* **What to work on**
Using the data below, gather each line that includes the word "collector".

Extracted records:
>>>>>

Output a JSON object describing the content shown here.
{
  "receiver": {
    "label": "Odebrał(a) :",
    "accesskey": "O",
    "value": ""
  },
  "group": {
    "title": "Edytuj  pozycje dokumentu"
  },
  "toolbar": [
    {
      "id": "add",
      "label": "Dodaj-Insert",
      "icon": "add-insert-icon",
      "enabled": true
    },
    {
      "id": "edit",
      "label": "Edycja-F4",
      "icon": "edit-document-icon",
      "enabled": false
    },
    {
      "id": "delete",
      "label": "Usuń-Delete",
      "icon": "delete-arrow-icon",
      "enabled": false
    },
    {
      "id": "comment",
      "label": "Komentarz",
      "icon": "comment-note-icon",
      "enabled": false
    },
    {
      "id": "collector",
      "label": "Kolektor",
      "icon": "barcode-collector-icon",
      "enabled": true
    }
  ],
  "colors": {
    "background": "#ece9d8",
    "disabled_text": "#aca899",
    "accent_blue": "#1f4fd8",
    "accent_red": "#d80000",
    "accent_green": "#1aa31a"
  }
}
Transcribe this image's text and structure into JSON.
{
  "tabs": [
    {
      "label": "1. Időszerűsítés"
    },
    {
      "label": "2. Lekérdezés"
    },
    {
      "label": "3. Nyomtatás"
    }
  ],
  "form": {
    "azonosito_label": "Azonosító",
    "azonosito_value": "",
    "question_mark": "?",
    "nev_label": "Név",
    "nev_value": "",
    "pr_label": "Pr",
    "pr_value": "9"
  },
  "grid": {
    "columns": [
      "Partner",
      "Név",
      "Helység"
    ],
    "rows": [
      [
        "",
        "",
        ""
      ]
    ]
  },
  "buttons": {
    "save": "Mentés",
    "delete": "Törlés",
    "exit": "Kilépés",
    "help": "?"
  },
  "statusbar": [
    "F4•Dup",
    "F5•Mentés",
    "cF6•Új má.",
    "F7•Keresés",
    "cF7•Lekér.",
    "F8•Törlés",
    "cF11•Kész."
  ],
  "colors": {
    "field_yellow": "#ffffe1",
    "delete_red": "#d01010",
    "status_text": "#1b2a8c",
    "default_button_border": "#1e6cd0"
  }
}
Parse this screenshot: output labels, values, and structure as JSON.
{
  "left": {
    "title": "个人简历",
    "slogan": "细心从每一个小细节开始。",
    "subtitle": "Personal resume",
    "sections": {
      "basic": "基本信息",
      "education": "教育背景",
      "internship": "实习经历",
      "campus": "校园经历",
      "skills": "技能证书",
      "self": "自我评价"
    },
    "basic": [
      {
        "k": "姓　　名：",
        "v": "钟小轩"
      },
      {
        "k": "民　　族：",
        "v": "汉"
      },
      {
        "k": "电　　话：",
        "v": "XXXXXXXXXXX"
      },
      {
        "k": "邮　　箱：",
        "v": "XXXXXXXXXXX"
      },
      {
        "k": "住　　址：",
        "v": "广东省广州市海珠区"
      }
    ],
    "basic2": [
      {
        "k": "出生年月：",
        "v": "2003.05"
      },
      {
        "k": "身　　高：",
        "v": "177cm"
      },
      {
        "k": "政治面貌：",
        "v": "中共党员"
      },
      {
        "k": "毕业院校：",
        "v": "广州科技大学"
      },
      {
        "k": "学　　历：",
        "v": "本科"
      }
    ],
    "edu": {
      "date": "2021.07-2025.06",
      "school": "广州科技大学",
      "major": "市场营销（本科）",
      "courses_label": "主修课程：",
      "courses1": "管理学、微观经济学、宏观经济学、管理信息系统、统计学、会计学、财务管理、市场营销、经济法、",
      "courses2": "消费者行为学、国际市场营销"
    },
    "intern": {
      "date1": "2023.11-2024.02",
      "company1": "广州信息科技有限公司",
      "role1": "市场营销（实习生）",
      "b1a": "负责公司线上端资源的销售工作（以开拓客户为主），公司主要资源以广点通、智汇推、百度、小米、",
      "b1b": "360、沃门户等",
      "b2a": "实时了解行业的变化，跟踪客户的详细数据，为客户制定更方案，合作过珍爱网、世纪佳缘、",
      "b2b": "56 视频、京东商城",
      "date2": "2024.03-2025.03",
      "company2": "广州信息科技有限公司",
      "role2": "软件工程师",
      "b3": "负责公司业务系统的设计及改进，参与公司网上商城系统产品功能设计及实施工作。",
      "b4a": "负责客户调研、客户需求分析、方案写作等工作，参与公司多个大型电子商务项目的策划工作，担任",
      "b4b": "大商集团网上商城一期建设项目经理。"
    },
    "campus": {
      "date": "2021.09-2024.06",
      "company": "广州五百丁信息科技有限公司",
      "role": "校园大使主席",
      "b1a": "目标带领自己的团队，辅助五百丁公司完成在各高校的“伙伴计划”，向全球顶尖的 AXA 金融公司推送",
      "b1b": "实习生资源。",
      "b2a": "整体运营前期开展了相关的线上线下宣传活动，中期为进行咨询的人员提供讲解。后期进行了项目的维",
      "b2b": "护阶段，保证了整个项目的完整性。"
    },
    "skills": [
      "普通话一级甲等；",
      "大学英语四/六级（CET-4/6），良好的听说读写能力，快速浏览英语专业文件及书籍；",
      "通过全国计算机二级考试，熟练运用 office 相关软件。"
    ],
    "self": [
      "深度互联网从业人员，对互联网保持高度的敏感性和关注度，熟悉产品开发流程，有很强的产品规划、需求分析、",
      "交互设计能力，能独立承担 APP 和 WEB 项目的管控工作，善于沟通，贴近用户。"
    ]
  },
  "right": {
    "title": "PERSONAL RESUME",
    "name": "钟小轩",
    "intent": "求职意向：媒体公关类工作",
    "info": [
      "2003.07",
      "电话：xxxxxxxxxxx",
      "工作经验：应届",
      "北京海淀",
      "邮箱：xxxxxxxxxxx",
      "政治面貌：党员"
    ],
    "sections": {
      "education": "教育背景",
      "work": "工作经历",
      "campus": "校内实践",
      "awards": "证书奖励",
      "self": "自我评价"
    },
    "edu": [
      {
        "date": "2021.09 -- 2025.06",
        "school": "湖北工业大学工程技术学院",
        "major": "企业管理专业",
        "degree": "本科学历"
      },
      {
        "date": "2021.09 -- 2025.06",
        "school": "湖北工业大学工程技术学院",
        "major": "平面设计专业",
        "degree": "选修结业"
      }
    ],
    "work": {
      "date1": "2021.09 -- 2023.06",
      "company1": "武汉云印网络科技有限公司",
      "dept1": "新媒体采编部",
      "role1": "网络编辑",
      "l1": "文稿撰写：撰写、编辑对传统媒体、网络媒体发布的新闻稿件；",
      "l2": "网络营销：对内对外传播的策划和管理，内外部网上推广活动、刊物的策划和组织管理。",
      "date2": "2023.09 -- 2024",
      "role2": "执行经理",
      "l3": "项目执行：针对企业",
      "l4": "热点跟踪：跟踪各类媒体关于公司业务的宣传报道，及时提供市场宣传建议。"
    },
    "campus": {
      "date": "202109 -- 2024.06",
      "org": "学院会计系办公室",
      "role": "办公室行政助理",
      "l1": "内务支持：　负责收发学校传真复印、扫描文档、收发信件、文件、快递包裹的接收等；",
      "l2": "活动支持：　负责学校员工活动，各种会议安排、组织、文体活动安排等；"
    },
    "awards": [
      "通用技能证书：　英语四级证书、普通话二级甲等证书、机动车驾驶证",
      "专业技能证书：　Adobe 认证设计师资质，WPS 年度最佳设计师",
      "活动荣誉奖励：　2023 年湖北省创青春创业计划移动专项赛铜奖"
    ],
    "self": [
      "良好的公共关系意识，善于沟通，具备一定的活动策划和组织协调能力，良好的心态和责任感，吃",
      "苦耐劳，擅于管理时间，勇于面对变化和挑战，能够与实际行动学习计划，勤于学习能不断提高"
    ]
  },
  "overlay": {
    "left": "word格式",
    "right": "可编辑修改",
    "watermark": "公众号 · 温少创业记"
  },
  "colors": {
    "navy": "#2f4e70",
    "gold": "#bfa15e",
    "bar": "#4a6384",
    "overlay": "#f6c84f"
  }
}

<<<<<

* **Task answer**
      "id": "collector",
      "icon": "barcode-collector-icon",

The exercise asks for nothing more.